====== Dataset content ======

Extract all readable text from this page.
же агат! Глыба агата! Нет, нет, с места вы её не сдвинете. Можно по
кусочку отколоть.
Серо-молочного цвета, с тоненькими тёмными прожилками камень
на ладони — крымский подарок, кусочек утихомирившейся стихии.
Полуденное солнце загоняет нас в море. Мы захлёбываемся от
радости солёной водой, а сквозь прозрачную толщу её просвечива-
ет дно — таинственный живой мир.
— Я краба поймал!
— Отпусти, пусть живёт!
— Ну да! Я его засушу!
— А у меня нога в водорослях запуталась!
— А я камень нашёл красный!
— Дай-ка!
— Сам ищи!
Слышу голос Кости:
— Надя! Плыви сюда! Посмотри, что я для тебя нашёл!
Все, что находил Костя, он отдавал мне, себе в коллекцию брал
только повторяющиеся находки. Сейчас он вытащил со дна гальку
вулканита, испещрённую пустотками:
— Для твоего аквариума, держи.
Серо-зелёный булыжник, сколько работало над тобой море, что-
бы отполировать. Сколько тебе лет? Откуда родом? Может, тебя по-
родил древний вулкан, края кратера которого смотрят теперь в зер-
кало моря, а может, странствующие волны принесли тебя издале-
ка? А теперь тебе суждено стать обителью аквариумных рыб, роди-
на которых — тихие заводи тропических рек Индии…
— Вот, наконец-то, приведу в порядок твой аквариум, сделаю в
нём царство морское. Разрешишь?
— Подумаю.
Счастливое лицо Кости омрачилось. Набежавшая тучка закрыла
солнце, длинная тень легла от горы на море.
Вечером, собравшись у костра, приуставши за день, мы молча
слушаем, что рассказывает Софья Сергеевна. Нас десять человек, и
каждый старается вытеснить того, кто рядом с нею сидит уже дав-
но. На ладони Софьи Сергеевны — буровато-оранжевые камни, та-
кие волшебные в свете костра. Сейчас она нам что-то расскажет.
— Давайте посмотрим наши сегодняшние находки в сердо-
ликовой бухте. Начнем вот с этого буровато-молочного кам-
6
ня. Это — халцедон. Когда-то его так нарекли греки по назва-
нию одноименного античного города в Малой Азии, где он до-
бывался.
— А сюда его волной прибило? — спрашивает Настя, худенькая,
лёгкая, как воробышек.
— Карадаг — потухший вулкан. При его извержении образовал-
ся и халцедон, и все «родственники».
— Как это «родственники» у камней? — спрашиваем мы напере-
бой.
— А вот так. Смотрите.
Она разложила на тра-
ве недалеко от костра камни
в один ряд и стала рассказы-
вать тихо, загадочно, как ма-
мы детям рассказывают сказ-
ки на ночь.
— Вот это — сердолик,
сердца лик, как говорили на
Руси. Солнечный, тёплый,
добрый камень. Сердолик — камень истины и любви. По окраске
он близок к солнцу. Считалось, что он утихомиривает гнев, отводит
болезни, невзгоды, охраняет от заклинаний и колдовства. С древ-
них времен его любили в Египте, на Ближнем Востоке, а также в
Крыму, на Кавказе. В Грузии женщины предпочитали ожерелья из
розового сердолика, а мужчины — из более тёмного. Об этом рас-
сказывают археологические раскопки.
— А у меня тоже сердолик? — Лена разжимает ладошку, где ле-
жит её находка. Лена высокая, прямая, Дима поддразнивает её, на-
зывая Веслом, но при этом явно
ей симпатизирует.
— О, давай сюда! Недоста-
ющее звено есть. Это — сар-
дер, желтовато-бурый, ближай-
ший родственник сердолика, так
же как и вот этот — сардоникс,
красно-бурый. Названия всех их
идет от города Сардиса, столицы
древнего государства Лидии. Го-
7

======

### Set exercise:
Return the entries in full, keeping every line exactly as it is.

### The completed task:
Extract all readable text from this page.
же агат! Глыба агата! Нет, нет, с места вы её не сдвинете. Можно по
кусочку отколоть.
Серо-молочного цвета, с тоненькими тёмными прожилками камень
на ладони — крымский подарок, кусочек утихомирившейся стихии.
Полуденное солнце загоняет нас в море. Мы захлёбываемся от
радости солёной водой, а сквозь прозрачную толщу её просвечива-
ет дно — таинственный живой мир.
— Я краба поймал!
— Отпусти, пусть живёт!
— Ну да! Я его засушу!
— А у меня нога в водорослях запуталась!
— А я камень нашёл красный!
— Дай-ка!
— Сам ищи!
Слышу голос Кости:
— Надя! Плыви сюда! Посмотри, что я для тебя нашёл!
Все, что находил Костя, он отдавал мне, себе в коллекцию брал
только повторяющиеся находки. Сейчас он вытащил со дна гальку
вулканита, испещрённую пустотками:
— Для твоего аквариума, держи.
Серо-зелёный булыжник, сколько работало над тобой море, что-
бы отполировать. Сколько тебе лет? Откуда родом? Может, тебя по-
родил древний вулкан, края кратера которого смотрят теперь в зер-
кало моря, а может, странствующие волны принесли тебя издале-
ка? А теперь тебе суждено стать обителью аквариумных рыб, роди-
на которых — тихие заводи тропических рек Индии…
— Вот, наконец-то, приведу в порядок твой аквариум, сделаю в
нём царство морское. Разрешишь?
— Подумаю.
Счастливое лицо Кости омрачилось. Набежавшая тучка закрыла
солнце, длинная тень легла от горы на море.
Вечером, собравшись у костра, приуставши за день, мы молча
слушаем, что рассказывает Софья Сергеевна. Нас десять человек, и
каждый старается вытеснить того, кто рядом с нею сидит уже дав-
но. На ладони Софьи Сергеевны — буровато-оранжевые камни, та-
кие волшебные в свете костра. Сейчас она нам что-то расскажет.
— Давайте посмотрим наши сегодняшние находки в сердо-
ликовой бухте. Начнем вот с этого буровато-молочного кам-
6
ня. Это — халцедон. Когда-то его так нарекли греки по назва-
нию одноименного античного города в Малой Азии, где он до-
бывался.
— А сюда его волной прибило? — спрашивает Настя, худенькая,
лёгкая, как воробышек.
— Карадаг — потухший вулкан. При его извержении образовал-
ся и халцедон, и все «родственники».
— Как это «родственники» у камней? — спрашиваем мы напере-
бой.
— А вот так. Смотрите.
Она разложила на тра-
ве недалеко от костра камни
в один ряд и стала рассказы-
вать тихо, загадочно, как ма-
мы детям рассказывают сказ-
ки на ночь.
— Вот это — сердолик,
сердца лик, как говорили на
Руси. Солнечный, тёплый,
добрый камень. Сердолик — камень истины и любви. По окраске
он близок к солнцу. Считалось, что он утихомиривает гнев, отводит
болезни, невзгоды, охраняет от заклинаний и колдовства. С древ-
них времен его любили в Египте, на Ближнем Востоке, а также в
Крыму, на Кавказе. В Грузии женщины предпочитали ожерелья из
розового сердолика, а мужчины — из более тёмного. Об этом рас-
сказывают археологические раскопки.
— А у меня тоже сердолик? — Лена разжимает ладошку, где ле-
жит её находка. Лена высокая, прямая, Дима поддразнивает её, на-
зывая Веслом, но при этом явно
ей симпатизирует.
— О, давай сюда! Недоста-
ющее звено есть. Это — сар-
дер, желтовато-бурый, ближай-
ший родственник сердолика, так
же как и вот этот — сардоникс,
красно-бурый. Названия всех их
идет от города Сардиса, столицы
древнего государства Лидии. Го-
7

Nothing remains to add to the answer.